__TASK OBJECTIVE__: Exactly repeat all the records below, omitting the images they hold.

((

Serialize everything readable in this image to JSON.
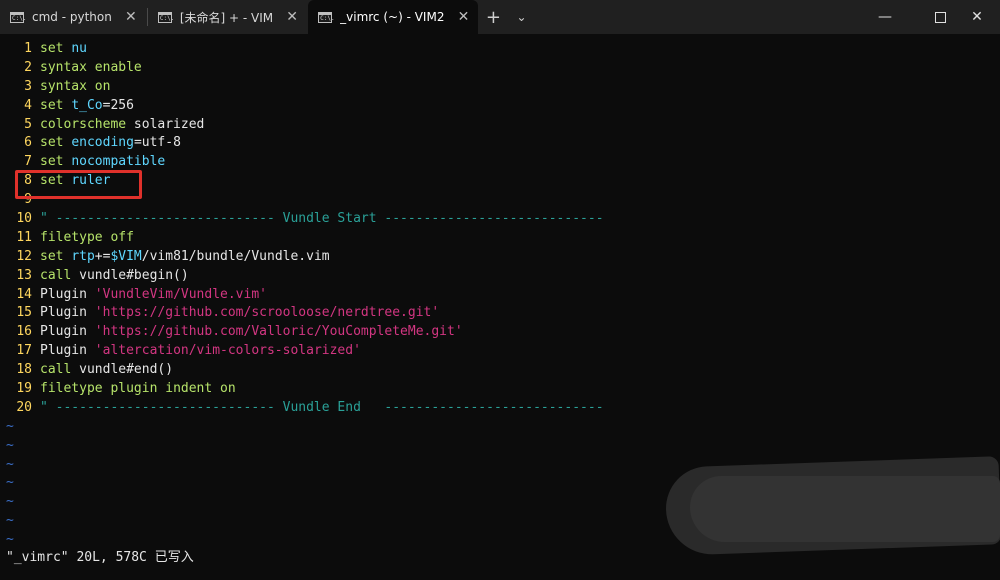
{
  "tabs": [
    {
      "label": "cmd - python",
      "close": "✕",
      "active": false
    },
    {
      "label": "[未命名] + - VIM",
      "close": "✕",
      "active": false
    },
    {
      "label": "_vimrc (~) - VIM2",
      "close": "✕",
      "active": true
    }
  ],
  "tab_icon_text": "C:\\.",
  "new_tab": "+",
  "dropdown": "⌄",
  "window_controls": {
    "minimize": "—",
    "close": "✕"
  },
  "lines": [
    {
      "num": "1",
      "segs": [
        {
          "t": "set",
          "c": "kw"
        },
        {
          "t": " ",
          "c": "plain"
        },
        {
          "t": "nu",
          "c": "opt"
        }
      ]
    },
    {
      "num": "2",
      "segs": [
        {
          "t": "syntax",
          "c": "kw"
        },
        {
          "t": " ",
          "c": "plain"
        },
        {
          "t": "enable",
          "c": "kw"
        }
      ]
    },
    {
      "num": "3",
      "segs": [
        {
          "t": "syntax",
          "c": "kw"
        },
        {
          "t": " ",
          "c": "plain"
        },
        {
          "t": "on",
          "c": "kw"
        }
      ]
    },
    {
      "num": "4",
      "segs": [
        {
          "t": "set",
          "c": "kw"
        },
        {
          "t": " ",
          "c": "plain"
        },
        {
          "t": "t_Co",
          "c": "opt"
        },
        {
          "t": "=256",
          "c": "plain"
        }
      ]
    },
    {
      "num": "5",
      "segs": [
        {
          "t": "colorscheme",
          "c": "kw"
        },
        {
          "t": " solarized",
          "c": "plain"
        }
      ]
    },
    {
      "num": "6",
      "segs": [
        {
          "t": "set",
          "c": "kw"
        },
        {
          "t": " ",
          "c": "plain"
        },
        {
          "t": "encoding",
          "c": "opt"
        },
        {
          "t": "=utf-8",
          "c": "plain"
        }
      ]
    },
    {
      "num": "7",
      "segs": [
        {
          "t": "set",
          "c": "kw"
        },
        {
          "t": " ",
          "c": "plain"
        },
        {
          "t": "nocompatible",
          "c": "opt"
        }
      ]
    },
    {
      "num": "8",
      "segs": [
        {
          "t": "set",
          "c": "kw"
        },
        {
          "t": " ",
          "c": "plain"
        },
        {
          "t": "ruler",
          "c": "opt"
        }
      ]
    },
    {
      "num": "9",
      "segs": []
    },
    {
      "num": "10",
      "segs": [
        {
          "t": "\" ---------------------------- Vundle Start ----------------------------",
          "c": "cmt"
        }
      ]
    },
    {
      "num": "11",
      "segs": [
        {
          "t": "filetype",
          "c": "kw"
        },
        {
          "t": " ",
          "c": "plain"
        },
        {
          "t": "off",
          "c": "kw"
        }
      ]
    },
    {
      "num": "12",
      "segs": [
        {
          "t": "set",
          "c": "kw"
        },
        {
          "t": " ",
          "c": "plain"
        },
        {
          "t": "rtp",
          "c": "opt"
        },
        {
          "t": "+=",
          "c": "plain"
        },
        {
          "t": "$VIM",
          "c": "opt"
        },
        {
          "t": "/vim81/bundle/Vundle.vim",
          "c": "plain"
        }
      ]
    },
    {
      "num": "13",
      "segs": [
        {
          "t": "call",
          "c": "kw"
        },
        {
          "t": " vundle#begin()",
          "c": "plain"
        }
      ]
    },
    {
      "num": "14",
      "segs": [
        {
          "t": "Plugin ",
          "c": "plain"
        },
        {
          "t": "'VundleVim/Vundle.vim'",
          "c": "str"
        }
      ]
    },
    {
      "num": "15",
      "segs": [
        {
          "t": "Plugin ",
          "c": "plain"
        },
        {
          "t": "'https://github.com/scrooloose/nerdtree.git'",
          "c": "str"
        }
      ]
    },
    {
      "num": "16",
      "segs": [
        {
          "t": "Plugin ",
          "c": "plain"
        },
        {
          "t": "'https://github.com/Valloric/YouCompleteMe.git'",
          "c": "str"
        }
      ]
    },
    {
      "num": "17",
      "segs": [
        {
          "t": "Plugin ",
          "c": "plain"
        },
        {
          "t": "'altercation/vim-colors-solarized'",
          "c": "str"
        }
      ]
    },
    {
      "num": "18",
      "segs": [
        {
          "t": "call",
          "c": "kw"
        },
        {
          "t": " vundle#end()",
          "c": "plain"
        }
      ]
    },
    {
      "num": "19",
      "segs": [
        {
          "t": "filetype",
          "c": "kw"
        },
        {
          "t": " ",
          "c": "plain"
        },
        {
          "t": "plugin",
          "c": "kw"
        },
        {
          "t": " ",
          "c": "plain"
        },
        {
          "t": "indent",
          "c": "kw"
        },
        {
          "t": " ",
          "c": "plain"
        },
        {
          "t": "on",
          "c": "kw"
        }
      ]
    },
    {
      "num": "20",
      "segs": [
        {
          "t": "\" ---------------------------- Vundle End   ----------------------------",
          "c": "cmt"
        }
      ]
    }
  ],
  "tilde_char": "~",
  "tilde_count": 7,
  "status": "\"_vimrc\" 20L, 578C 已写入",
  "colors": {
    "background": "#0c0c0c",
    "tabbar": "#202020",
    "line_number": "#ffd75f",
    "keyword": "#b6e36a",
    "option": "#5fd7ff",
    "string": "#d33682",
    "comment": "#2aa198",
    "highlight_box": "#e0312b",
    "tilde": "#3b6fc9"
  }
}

))

__EXERCISE RESPONSE__:
Serialize everything readable in this image to JSON.
{
  "tabs": [
    {
      "label": "cmd - python",
      "close": "✕",
      "active": false
    },
    {
      "label": "[未命名] + - VIM",
      "close": "✕",
      "active": false
    },
    {
      "label": "_vimrc (~) - VIM2",
      "close": "✕",
      "active": true
    }
  ],
  "tab_icon_text": "C:\\.",
  "new_tab": "+",
  "dropdown": "⌄",
  "window_controls": {
    "minimize": "—",
    "close": "✕"
  },
  "lines": [
    {
      "num": "1",
      "segs": [
        {
          "t": "set",
          "c": "kw"
        },
        {
          "t": " ",
          "c": "plain"
        },
        {
          "t": "nu",
          "c": "opt"
        }
      ]
    },
    {
      "num": "2",
      "segs": [
        {
          "t": "syntax",
          "c": "kw"
        },
        {
          "t": " ",
          "c": "plain"
        },
        {
          "t": "enable",
          "c": "kw"
        }
      ]
    },
    {
      "num": "3",
      "segs": [
        {
          "t": "syntax",
          "c": "kw"
        },
        {
          "t": " ",
          "c": "plain"
        },
        {
          "t": "on",
          "c": "kw"
        }
      ]
    },
    {
      "num": "4",
      "segs": [
        {
          "t": "set",
          "c": "kw"
        },
        {
          "t": " ",
          "c": "plain"
        },
        {
          "t": "t_Co",
          "c": "opt"
        },
        {
          "t": "=256",
          "c": "plain"
        }
      ]
    },
    {
      "num": "5",
      "segs": [
        {
          "t": "colorscheme",
          "c": "kw"
        },
        {
          "t": " solarized",
          "c": "plain"
        }
      ]
    },
    {
      "num": "6",
      "segs": [
        {
          "t": "set",
          "c": "kw"
        },
        {
          "t": " ",
          "c": "plain"
        },
        {
          "t": "encoding",
          "c": "opt"
        },
        {
          "t": "=utf-8",
          "c": "plain"
        }
      ]
    },
    {
      "num": "7",
      "segs": [
        {
          "t": "set",
          "c": "kw"
        },
        {
          "t": " ",
          "c": "plain"
        },
        {
          "t": "nocompatible",
          "c": "opt"
        }
      ]
    },
    {
      "num": "8",
      "segs": [
        {
          "t": "set",
          "c": "kw"
        },
        {
          "t": " ",
          "c": "plain"
        },
        {
          "t": "ruler",
          "c": "opt"
        }
      ]
    },
    {
      "num": "9",
      "segs": []
    },
    {
      "num": "10",
      "segs": [
        {
          "t": "\" ---------------------------- Vundle Start ----------------------------",
          "c": "cmt"
        }
      ]
    },
    {
      "num": "11",
      "segs": [
        {
          "t": "filetype",
          "c": "kw"
        },
        {
          "t": " ",
          "c": "plain"
        },
        {
          "t": "off",
          "c": "kw"
        }
      ]
    },
    {
      "num": "12",
      "segs": [
        {
          "t": "set",
          "c": "kw"
        },
        {
          "t": " ",
          "c": "plain"
        },
        {
          "t": "rtp",
          "c": "opt"
        },
        {
          "t": "+=",
          "c": "plain"
        },
        {
          "t": "$VIM",
          "c": "opt"
        },
        {
          "t": "/vim81/bundle/Vundle.vim",
          "c": "plain"
        }
      ]
    },
    {
      "num": "13",
      "segs": [
        {
          "t": "call",
          "c": "kw"
        },
        {
          "t": " vundle#begin()",
          "c": "plain"
        }
      ]
    },
    {
      "num": "14",
      "segs": [
        {
          "t": "Plugin ",
          "c": "plain"
        },
        {
          "t": "'VundleVim/Vundle.vim'",
          "c": "str"
        }
      ]
    },
    {
      "num": "15",
      "segs": [
        {
          "t": "Plugin ",
          "c": "plain"
        },
        {
          "t": "'https://github.com/scrooloose/nerdtree.git'",
          "c": "str"
        }
      ]
    },
    {
      "num": "16",
      "segs": [
        {
          "t": "Plugin ",
          "c": "plain"
        },
        {
          "t": "'https://github.com/Valloric/YouCompleteMe.git'",
          "c": "str"
        }
      ]
    },
    {
      "num": "17",
      "segs": [
        {
          "t": "Plugin ",
          "c": "plain"
        },
        {
          "t": "'altercation/vim-colors-solarized'",
          "c": "str"
        }
      ]
    },
    {
      "num": "18",
      "segs": [
        {
          "t": "call",
          "c": "kw"
        },
        {
          "t": " vundle#end()",
          "c": "plain"
        }
      ]
    },
    {
      "num": "19",
      "segs": [
        {
          "t": "filetype",
          "c": "kw"
        },
        {
          "t": " ",
          "c": "plain"
        },
        {
          "t": "plugin",
          "c": "kw"
        },
        {
          "t": " ",
          "c": "plain"
        },
        {
          "t": "indent",
          "c": "kw"
        },
        {
          "t": " ",
          "c": "plain"
        },
        {
          "t": "on",
          "c": "kw"
        }
      ]
    },
    {
      "num": "20",
      "segs": [
        {
          "t": "\" ---------------------------- Vundle End   ----------------------------",
          "c": "cmt"
        }
      ]
    }
  ],
  "tilde_char": "~",
  "tilde_count": 7,
  "status": "\"_vimrc\" 20L, 578C 已写入",
  "colors": {
    "background": "#0c0c0c",
    "tabbar": "#202020",
    "line_number": "#ffd75f",
    "keyword": "#b6e36a",
    "option": "#5fd7ff",
    "string": "#d33682",
    "comment": "#2aa198",
    "highlight_box": "#e0312b",
    "tilde": "#3b6fc9"
  }
}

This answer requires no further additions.